**** TASK INPUTS
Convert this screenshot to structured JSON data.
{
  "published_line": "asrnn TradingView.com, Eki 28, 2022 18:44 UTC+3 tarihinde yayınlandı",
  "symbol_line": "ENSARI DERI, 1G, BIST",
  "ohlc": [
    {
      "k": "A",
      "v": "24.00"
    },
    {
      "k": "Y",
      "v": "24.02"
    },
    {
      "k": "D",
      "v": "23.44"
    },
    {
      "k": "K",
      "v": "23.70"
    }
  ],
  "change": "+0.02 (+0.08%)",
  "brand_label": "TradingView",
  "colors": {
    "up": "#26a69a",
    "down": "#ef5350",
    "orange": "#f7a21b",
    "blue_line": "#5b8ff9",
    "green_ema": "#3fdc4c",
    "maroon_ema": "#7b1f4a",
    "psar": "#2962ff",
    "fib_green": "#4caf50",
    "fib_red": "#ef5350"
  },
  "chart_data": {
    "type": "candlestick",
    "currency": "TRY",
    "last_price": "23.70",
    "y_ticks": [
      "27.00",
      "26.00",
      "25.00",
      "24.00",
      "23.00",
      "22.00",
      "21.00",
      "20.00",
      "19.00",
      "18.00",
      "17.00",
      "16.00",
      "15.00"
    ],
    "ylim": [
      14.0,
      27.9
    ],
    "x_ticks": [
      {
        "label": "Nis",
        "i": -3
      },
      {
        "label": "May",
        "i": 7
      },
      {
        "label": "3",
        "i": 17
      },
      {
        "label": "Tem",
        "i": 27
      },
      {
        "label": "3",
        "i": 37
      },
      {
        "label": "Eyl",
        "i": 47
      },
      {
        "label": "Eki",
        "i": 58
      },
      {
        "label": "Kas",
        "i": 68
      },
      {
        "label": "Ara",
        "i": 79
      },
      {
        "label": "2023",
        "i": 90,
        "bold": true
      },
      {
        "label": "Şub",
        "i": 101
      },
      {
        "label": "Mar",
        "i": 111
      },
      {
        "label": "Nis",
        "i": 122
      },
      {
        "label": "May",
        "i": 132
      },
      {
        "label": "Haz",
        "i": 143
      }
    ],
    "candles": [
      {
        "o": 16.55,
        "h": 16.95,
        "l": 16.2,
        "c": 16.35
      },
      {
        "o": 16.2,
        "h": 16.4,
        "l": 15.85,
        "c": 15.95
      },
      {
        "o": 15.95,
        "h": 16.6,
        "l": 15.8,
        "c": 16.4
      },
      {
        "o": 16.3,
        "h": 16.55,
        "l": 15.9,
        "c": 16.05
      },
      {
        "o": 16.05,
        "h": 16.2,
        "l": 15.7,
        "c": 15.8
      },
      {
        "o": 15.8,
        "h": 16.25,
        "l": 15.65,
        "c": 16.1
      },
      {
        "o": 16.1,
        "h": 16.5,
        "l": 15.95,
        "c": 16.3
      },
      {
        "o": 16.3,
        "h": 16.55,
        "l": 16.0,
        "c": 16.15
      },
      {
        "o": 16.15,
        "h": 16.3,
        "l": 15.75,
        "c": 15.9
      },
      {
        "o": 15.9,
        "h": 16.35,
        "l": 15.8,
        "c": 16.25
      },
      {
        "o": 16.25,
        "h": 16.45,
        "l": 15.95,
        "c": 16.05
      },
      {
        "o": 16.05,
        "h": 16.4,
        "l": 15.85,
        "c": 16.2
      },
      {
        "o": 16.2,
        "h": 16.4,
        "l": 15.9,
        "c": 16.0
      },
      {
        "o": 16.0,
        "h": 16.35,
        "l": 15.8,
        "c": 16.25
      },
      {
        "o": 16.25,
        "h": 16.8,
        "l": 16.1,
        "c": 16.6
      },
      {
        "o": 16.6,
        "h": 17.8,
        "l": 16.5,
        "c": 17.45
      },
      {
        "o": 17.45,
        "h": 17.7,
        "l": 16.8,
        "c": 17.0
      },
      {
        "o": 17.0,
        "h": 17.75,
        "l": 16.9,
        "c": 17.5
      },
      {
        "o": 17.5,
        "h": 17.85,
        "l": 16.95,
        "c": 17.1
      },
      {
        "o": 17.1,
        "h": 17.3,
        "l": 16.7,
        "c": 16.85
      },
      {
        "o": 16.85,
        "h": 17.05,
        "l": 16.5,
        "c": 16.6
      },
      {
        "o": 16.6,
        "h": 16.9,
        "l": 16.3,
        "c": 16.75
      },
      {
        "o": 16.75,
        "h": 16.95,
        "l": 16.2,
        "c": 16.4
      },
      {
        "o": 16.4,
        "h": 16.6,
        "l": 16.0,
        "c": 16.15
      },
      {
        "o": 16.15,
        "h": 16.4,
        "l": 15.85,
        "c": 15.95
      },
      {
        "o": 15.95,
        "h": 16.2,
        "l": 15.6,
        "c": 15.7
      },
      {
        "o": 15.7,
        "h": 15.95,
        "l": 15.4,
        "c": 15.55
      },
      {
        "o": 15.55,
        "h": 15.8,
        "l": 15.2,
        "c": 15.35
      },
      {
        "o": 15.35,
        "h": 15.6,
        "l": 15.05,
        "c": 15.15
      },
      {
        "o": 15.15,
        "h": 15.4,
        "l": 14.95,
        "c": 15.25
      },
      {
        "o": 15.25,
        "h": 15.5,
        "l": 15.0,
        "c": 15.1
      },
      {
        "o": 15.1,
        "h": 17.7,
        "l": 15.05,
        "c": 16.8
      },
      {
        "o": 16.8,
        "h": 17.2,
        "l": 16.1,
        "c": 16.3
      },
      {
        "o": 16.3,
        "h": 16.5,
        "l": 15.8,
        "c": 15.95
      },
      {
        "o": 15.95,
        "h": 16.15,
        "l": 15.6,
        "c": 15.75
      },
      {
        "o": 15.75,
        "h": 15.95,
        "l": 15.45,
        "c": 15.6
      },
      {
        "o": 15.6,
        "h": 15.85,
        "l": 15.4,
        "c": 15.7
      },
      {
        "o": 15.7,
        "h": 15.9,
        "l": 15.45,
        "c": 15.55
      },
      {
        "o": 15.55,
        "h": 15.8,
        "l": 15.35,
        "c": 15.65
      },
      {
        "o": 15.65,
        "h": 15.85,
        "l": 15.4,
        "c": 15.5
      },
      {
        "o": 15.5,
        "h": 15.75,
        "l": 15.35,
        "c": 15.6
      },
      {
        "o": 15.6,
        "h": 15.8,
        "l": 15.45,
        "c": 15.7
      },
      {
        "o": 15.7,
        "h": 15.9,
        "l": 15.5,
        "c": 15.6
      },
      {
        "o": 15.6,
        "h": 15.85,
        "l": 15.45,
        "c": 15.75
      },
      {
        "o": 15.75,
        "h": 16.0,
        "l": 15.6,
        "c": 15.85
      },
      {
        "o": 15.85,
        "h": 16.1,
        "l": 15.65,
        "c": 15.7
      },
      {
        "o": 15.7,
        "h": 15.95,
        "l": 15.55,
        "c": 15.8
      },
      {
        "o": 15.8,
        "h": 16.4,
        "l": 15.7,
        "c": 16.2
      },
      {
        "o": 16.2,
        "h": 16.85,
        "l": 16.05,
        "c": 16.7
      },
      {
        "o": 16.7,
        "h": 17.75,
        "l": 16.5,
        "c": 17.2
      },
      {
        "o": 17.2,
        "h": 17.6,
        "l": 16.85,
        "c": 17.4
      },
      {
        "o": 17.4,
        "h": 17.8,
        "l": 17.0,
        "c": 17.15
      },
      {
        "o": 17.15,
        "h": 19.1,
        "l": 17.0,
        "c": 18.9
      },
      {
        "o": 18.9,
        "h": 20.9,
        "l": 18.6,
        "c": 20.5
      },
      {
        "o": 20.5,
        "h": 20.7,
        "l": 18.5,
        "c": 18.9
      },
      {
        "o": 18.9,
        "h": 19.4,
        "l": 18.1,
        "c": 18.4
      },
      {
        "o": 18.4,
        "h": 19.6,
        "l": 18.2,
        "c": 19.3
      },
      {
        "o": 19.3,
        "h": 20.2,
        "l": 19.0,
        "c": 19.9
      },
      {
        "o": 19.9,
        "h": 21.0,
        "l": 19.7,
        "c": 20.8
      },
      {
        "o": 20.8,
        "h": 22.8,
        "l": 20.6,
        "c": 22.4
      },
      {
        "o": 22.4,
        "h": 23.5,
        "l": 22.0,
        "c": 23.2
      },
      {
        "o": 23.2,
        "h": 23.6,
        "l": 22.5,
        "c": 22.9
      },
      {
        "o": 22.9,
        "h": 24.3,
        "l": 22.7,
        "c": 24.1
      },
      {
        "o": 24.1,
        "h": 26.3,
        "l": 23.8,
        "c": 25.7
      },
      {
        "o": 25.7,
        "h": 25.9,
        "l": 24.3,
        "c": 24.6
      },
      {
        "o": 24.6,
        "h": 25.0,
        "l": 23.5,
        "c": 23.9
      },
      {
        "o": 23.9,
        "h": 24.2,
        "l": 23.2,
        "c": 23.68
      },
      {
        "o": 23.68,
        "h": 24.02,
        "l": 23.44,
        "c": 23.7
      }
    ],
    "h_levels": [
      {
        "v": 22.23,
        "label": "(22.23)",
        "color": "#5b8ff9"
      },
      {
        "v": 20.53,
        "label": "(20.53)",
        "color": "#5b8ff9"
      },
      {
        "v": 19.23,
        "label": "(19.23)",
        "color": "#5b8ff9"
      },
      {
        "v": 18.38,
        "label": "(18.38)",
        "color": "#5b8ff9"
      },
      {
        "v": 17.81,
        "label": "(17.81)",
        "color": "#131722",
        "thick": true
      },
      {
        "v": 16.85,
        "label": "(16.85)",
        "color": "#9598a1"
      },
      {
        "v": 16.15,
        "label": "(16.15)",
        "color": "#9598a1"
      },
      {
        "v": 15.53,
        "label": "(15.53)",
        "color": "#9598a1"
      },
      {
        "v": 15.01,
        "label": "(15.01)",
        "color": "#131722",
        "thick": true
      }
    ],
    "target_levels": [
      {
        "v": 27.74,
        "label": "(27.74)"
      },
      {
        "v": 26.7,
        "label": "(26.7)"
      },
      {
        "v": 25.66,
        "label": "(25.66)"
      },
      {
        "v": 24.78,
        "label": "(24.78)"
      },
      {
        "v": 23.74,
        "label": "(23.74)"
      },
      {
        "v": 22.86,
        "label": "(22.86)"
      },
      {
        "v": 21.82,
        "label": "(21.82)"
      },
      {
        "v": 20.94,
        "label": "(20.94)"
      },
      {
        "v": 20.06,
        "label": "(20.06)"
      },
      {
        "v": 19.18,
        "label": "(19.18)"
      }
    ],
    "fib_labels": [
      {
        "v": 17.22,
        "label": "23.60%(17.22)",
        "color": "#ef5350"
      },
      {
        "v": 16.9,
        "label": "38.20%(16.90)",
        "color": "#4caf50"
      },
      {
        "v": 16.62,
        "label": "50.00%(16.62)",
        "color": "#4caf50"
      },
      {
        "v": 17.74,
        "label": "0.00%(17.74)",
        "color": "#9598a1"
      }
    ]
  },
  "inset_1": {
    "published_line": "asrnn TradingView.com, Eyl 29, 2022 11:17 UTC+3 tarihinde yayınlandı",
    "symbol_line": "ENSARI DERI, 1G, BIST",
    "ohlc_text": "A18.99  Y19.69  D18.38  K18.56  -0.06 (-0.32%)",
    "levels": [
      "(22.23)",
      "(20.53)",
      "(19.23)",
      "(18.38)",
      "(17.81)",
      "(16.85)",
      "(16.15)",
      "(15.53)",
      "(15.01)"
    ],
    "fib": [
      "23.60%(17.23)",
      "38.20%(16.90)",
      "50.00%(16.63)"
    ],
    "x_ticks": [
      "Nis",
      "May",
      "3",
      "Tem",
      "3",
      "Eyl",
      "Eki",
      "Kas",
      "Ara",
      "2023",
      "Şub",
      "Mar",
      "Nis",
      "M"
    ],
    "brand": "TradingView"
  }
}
********
# [DIRECTIVE]
Look through the material above. Copy each line where the word "TradingView" appears.

# [REPLY]
  "published_line": "asrnn TradingView.com, Eki 28, 2022 18:44 UTC+3 tarihinde yayınlandı",
  "brand_label": "TradingView",
    "published_line": "asrnn TradingView.com, Eyl 29, 2022 11:17 UTC+3 tarihinde yayınlandı",
    "brand": "TradingView"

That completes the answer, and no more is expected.